Your task ▸
Count every line of the listing where the string "不二法门" occurs, and reply with the count alone.

Provided data ▸
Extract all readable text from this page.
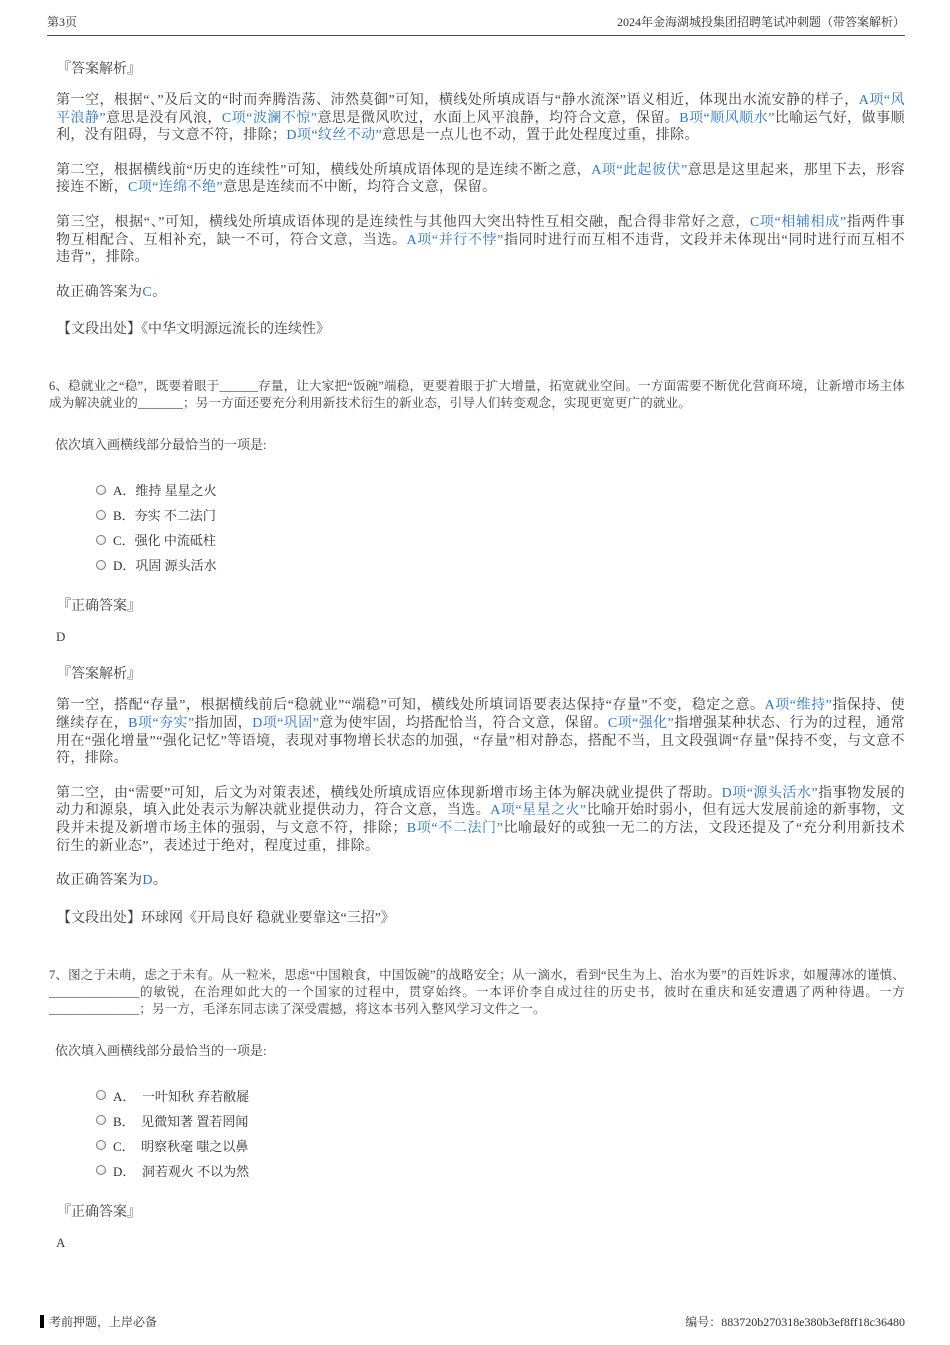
第3页	2024年金海湖城投集团招聘笔试冲刺题（带答案解析）
『答案解析』
第一空，根据“、”及后文的“时而奔腾浩荡、沛然莫御”可知，横线处所填成语与“静水流深”语义相近，体现出水流安静的样子，A项“风平浪静”意思是没有风浪，C项“波澜不惊”意思是微风吹过，水面上风平浪静，均符合文意，保留。B项“顺风顺水”比喻运气好，做事顺利，没有阻碍，与文意不符，排除；D项“纹丝不动”意思是一点儿也不动，置于此处程度过重，排除。
第二空，根据横线前“历史的连续性”可知，横线处所填成语体现的是连续不断之意，A项“此起彼伏”意思是这里起来，那里下去，形容接连不断，C项“连绵不绝”意思是连续而不中断，均符合文意，保留。
第三空，根据“、”可知，横线处所填成语体现的是连续性与其他四大突出特性互相交融，配合得非常好之意，C项“相辅相成”指两件事物互相配合、互相补充，缺一不可，符合文意，当选。A项“并行不悖”指同时进行而互相不违背，文段并未体现出“同时进行而互相不违背”，排除。
故正确答案为C。
【文段出处】《中华文明源远流长的连续性》
6、稳就业之“稳”，既要着眼于______存量，让大家把“饭碗”端稳，更要着眼于扩大增量，拓宽就业空间。一方面需要不断优化营商环境，让新增市场主体成为解决就业的_______；另一方面还要充分利用新技术衍生的新业态，引导人们转变观念，实现更宽更广的就业。
依次填入画横线部分最恰当的一项是:
A．维持 星星之火
B．夯实 不二法门
C．强化 中流砥柱
D．巩固 源头活水
『正确答案』
D
『答案解析』
第一空，搭配“存量”，根据横线前后“稳就业”“端稳”可知，横线处所填词语要表达保持“存量”不变，稳定之意。A项“维持”指保持、使继续存在，B项“夯实”指加固，D项“巩固”意为使牢固，均搭配恰当，符合文意，保留。C项“强化”指增强某种状态、行为的过程，通常用在“强化增量”“强化记忆”等语境，表现对事物增长状态的加强，“存量”相对静态，搭配不当，且文段强调“存量”保持不变，与文意不符，排除。
第二空，由“需要”可知，后文为对策表述，横线处所填成语应体现新增市场主体为解决就业提供了帮助。D项“源头活水”指事物发展的动力和源泉，填入此处表示为解决就业提供动力，符合文意，当选。A项“星星之火”比喻开始时弱小，但有远大发展前途的新事物，文段并未提及新增市场主体的强弱，与文意不符，排除；B项“不二法门”比喻最好的或独一无二的方法，文段还提及了“充分利用新技术衍生的新业态”，表述过于绝对，程度过重，排除。
故正确答案为D。
【文段出处】环球网《开局良好 稳就业要靠这“三招”》
7、图之于未萌，虑之于未有。从一粒米，思虑“中国粮食，中国饭碗”的战略安全；从一滴水，看到“民生为上、治水为要”的百姓诉求，如履薄冰的谨慎、______________的敏锐，在治理如此大的一个国家的过程中，贯穿始终。一本评价李自成过往的历史书，彼时在重庆和延安遭遇了两种待遇。一方______________；另一方，毛泽东同志读了深受震撼，将这本书列入整风学习文件之一。
依次填入画横线部分最恰当的一项是:
A．  一叶知秋 弃若敝屣
B．  见微知著 置若罔闻
C．  明察秋毫 嗤之以鼻
D．  洞若观火 不以为然
『正确答案』
A
考前押题，上岸必备	编号：883720b270318e380b3ef8ff18c36480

Expected answer ▸
2